## Short task
Select each line where the word "años" appears.

## Dataset extract
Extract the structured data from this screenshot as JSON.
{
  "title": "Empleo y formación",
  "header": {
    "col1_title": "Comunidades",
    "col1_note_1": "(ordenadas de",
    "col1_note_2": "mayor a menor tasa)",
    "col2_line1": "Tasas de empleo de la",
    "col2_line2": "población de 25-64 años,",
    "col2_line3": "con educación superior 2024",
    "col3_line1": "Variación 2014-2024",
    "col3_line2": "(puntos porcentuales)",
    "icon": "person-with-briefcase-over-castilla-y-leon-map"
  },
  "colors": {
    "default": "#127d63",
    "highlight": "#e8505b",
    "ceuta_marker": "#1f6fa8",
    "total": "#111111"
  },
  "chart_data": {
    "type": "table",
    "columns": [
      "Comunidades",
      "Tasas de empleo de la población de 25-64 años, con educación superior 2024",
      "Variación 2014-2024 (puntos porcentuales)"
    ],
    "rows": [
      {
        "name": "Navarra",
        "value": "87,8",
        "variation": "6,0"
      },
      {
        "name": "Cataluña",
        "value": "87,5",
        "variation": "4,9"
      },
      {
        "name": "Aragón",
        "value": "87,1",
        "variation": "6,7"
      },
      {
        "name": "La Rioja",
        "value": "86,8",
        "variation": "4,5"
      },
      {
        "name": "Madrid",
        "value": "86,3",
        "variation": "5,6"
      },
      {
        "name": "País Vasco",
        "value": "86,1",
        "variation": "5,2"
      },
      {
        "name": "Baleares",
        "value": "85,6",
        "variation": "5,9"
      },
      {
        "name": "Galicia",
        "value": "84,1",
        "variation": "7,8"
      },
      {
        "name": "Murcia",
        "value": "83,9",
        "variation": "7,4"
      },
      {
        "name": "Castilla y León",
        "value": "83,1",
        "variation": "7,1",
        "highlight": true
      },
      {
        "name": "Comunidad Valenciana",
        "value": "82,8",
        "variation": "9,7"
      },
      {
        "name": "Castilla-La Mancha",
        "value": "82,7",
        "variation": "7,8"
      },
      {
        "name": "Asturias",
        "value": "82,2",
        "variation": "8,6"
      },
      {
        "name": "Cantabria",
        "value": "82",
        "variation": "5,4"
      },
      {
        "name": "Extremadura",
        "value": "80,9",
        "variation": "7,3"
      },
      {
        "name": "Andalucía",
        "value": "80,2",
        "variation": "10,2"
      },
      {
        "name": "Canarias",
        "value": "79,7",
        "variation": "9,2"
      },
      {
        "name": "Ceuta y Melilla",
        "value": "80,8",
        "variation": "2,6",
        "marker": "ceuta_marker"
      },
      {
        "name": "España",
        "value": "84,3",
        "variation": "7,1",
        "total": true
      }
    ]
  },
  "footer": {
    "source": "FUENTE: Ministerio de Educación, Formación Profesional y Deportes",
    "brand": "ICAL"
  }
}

## Complete response
    "col2_line2": "población de 25-64 años,",
      "Tasas de empleo de la población de 25-64 años, con educación superior 2024",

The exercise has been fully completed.